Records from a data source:
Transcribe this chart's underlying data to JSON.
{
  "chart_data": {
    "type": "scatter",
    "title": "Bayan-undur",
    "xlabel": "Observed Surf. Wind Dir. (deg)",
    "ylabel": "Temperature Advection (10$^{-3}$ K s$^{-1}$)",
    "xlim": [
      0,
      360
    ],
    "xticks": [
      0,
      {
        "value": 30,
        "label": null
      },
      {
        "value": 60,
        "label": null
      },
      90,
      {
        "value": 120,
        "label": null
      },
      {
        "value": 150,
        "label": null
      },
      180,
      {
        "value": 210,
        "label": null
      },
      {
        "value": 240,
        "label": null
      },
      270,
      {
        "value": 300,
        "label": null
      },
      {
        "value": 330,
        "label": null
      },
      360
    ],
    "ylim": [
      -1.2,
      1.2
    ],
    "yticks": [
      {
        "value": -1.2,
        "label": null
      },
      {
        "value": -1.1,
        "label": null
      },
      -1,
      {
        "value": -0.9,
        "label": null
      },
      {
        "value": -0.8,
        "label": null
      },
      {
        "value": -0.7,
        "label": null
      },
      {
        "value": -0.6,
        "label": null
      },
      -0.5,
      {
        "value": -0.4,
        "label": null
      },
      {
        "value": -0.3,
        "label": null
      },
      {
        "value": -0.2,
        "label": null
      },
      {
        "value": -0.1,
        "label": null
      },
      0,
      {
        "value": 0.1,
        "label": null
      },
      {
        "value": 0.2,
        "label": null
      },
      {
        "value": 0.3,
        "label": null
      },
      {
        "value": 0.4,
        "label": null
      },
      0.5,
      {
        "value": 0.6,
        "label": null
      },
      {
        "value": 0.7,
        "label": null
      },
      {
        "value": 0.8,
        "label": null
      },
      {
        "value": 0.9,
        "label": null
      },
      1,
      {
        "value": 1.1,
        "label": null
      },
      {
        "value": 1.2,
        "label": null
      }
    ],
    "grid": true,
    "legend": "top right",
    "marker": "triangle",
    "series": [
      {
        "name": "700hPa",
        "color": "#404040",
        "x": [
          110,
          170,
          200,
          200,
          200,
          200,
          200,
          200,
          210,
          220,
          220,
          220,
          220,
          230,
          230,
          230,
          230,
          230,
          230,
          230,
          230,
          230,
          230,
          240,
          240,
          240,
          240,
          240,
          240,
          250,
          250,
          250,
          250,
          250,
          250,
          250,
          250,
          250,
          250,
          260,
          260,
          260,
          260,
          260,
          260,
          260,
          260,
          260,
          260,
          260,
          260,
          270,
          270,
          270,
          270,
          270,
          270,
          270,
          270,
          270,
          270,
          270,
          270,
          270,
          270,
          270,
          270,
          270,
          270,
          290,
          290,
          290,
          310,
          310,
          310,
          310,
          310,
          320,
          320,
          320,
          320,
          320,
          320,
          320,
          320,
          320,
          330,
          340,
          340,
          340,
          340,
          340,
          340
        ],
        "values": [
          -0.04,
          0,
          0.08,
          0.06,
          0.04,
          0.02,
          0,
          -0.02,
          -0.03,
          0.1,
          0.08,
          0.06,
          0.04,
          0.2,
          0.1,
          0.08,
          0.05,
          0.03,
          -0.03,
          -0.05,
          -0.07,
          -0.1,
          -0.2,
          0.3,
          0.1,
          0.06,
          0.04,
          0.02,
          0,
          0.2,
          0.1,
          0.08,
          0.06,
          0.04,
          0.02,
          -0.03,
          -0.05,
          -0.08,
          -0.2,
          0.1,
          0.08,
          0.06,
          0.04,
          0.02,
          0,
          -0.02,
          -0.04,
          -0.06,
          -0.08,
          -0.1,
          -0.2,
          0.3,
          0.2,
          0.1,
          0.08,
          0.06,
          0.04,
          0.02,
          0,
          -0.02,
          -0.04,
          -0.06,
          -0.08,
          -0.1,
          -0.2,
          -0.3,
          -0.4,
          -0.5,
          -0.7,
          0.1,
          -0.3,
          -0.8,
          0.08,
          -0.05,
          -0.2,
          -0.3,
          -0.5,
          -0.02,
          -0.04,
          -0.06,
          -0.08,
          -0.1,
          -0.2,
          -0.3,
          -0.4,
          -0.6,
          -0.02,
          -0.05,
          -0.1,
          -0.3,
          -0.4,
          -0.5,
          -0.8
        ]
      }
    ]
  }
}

**Work required**
Extract each line from the listing above, please, and repeat it exactly.

**Response below**
Transcribe this chart's underlying data to JSON.
{
  "chart_data": {
    "type": "scatter",
    "title": "Bayan-undur",
    "xlabel": "Observed Surf. Wind Dir. (deg)",
    "ylabel": "Temperature Advection (10$^{-3}$ K s$^{-1}$)",
    "xlim": [
      0,
      360
    ],
    "xticks": [
      0,
      {
        "value": 30,
        "label": null
      },
      {
        "value": 60,
        "label": null
      },
      90,
      {
        "value": 120,
        "label": null
      },
      {
        "value": 150,
        "label": null
      },
      180,
      {
        "value": 210,
        "label": null
      },
      {
        "value": 240,
        "label": null
      },
      270,
      {
        "value": 300,
        "label": null
      },
      {
        "value": 330,
        "label": null
      },
      360
    ],
    "ylim": [
      -1.2,
      1.2
    ],
    "yticks": [
      {
        "value": -1.2,
        "label": null
      },
      {
        "value": -1.1,
        "label": null
      },
      -1,
      {
        "value": -0.9,
        "label": null
      },
      {
        "value": -0.8,
        "label": null
      },
      {
        "value": -0.7,
        "label": null
      },
      {
        "value": -0.6,
        "label": null
      },
      -0.5,
      {
        "value": -0.4,
        "label": null
      },
      {
        "value": -0.3,
        "label": null
      },
      {
        "value": -0.2,
        "label": null
      },
      {
        "value": -0.1,
        "label": null
      },
      0,
      {
        "value": 0.1,
        "label": null
      },
      {
        "value": 0.2,
        "label": null
      },
      {
        "value": 0.3,
        "label": null
      },
      {
        "value": 0.4,
        "label": null
      },
      0.5,
      {
        "value": 0.6,
        "label": null
      },
      {
        "value": 0.7,
        "label": null
      },
      {
        "value": 0.8,
        "label": null
      },
      {
        "value": 0.9,
        "label": null
      },
      1,
      {
        "value": 1.1,
        "label": null
      },
      {
        "value": 1.2,
        "label": null
      }
    ],
    "grid": true,
    "legend": "top right",
    "marker": "triangle",
    "series": [
      {
        "name": "700hPa",
        "color": "#404040",
        "x": [
          110,
          170,
          200,
          200,
          200,
          200,
          200,
          200,
          210,
          220,
          220,
          220,
          220,
          230,
          230,
          230,
          230,
          230,
          230,
          230,
          230,
          230,
          230,
          240,
          240,
          240,
          240,
          240,
          240,
          250,
          250,
          250,
          250,
          250,
          250,
          250,
          250,
          250,
          250,
          260,
          260,
          260,
          260,
          260,
          260,
          260,
          260,
          260,
          260,
          260,
          260,
          270,
          270,
          270,
          270,
          270,
          270,
          270,
          270,
          270,
          270,
          270,
          270,
          270,
          270,
          270,
          270,
          270,
          270,
          290,
          290,
          290,
          310,
          310,
          310,
          310,
          310,
          320,
          320,
          320,
          320,
          320,
          320,
          320,
          320,
          320,
          330,
          340,
          340,
          340,
          340,
          340,
          340
        ],
        "values": [
          -0.04,
          0,
          0.08,
          0.06,
          0.04,
          0.02,
          0,
          -0.02,
          -0.03,
          0.1,
          0.08,
          0.06,
          0.04,
          0.2,
          0.1,
          0.08,
          0.05,
          0.03,
          -0.03,
          -0.05,
          -0.07,
          -0.1,
          -0.2,
          0.3,
          0.1,
          0.06,
          0.04,
          0.02,
          0,
          0.2,
          0.1,
          0.08,
          0.06,
          0.04,
          0.02,
          -0.03,
          -0.05,
          -0.08,
          -0.2,
          0.1,
          0.08,
          0.06,
          0.04,
          0.02,
          0,
          -0.02,
          -0.04,
          -0.06,
          -0.08,
          -0.1,
          -0.2,
          0.3,
          0.2,
          0.1,
          0.08,
          0.06,
          0.04,
          0.02,
          0,
          -0.02,
          -0.04,
          -0.06,
          -0.08,
          -0.1,
          -0.2,
          -0.3,
          -0.4,
          -0.5,
          -0.7,
          0.1,
          -0.3,
          -0.8,
          0.08,
          -0.05,
          -0.2,
          -0.3,
          -0.5,
          -0.02,
          -0.04,
          -0.06,
          -0.08,
          -0.1,
          -0.2,
          -0.3,
          -0.4,
          -0.6,
          -0.02,
          -0.05,
          -0.1,
          -0.3,
          -0.4,
          -0.5,
          -0.8
        ]
      }
    ]
  }
}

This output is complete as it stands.